* What is required
Start at the line containing "Transcribe the text in this document." and transcribe every line exactly through the end of the records below, and only those lines.

* Extracted records
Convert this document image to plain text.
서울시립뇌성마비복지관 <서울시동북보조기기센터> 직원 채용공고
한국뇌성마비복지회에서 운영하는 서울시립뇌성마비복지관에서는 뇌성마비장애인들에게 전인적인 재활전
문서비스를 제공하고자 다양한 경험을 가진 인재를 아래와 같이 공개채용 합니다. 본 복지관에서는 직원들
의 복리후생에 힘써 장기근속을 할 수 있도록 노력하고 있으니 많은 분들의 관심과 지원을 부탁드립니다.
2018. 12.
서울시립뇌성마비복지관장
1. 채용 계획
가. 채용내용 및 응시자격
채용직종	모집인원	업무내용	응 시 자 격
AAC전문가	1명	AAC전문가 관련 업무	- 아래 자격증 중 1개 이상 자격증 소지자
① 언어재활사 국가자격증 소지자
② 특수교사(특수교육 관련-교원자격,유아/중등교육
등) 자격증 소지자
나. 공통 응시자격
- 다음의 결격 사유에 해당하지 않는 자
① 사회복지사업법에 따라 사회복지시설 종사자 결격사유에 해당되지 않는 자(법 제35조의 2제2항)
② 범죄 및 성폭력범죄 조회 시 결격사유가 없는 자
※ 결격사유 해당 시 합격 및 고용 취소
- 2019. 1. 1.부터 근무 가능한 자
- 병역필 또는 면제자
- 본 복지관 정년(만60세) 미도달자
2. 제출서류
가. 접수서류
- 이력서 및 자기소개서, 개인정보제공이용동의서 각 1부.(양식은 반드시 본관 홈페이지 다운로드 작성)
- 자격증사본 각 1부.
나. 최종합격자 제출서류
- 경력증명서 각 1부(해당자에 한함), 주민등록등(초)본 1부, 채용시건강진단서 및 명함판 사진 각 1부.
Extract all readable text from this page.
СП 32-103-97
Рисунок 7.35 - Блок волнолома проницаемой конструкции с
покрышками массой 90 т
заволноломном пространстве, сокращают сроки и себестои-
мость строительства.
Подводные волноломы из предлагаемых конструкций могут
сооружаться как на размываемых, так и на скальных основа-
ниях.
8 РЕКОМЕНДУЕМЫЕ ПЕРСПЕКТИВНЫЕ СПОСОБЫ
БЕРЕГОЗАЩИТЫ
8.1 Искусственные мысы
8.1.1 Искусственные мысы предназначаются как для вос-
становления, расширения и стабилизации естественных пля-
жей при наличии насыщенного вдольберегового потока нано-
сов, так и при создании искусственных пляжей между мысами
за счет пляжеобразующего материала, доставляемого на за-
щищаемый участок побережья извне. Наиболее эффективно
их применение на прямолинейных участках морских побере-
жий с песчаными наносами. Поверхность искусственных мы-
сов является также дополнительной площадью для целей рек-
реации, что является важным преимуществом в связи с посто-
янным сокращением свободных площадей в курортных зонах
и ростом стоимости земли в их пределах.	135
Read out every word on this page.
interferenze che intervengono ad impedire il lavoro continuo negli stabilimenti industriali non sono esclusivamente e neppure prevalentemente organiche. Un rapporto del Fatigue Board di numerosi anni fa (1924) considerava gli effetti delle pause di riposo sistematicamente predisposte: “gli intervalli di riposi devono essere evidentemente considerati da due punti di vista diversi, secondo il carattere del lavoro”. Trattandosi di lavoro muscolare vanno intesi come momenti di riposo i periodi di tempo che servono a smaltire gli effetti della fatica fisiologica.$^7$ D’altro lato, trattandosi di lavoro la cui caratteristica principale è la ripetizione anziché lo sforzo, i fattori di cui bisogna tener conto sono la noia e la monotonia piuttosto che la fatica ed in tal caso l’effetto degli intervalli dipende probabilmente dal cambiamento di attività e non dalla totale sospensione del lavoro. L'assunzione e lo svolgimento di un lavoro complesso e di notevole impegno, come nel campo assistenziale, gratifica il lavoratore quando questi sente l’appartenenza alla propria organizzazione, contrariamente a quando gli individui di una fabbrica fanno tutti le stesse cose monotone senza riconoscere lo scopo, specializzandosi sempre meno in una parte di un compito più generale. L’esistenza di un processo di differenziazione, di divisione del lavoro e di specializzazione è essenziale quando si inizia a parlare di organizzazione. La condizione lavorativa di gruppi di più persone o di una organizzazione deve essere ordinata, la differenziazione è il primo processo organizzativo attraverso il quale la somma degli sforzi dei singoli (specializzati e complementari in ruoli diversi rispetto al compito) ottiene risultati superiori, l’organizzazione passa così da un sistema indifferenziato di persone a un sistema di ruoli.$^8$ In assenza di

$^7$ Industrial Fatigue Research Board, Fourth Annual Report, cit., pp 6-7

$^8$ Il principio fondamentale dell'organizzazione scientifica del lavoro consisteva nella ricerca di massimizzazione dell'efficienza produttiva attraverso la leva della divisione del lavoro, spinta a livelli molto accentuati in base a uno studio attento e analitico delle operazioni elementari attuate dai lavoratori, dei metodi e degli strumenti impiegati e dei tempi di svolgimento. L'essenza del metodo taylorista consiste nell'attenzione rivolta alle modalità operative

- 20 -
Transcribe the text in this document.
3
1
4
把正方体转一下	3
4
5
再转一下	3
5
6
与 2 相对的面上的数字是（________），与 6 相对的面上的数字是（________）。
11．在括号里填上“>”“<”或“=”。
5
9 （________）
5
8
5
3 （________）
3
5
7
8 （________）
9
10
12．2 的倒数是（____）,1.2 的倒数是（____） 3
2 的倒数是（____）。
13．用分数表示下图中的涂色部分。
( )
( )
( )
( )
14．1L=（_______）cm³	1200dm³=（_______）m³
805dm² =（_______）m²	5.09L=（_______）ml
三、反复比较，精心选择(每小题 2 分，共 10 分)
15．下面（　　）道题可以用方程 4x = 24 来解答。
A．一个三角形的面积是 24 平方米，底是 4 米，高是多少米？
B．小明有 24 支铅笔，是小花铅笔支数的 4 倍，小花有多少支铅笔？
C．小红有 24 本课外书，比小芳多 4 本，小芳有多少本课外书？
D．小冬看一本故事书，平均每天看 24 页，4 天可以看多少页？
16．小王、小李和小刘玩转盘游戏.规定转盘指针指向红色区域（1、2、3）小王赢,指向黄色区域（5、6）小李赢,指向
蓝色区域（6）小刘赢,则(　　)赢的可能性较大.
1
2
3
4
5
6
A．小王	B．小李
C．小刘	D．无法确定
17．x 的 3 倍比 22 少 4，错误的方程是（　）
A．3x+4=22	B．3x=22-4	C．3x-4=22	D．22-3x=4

* Result below
Transcribe the text in this document.
3
1
4
把正方体转一下	3
4
5
再转一下	3
5
6
与 2 相对的面上的数字是（________），与 6 相对的面上的数字是（________）。
11．在括号里填上“>”“<”或“=”。
5
9 （________）
5
8
5
3 （________）
3
5
7
8 （________）
9
10
12．2 的倒数是（____）,1.2 的倒数是（____） 3
2 的倒数是（____）。
13．用分数表示下图中的涂色部分。
( )
( )
( )
( )
14．1L=（_______）cm³	1200dm³=（_______）m³
805dm² =（_______）m²	5.09L=（_______）ml
三、反复比较，精心选择(每小题 2 分，共 10 分)
15．下面（　　）道题可以用方程 4x = 24 来解答。
A．一个三角形的面积是 24 平方米，底是 4 米，高是多少米？
B．小明有 24 支铅笔，是小花铅笔支数的 4 倍，小花有多少支铅笔？
C．小红有 24 本课外书，比小芳多 4 本，小芳有多少本课外书？
D．小冬看一本故事书，平均每天看 24 页，4 天可以看多少页？
16．小王、小李和小刘玩转盘游戏.规定转盘指针指向红色区域（1、2、3）小王赢,指向黄色区域（5、6）小李赢,指向
蓝色区域（6）小刘赢,则(　　)赢的可能性较大.
1
2
3
4
5
6
A．小王	B．小李
C．小刘	D．无法确定
17．x 的 3 倍比 22 少 4，错误的方程是（　）
A．3x+4=22	B．3x=22-4	C．3x-4=22	D．22-3x=4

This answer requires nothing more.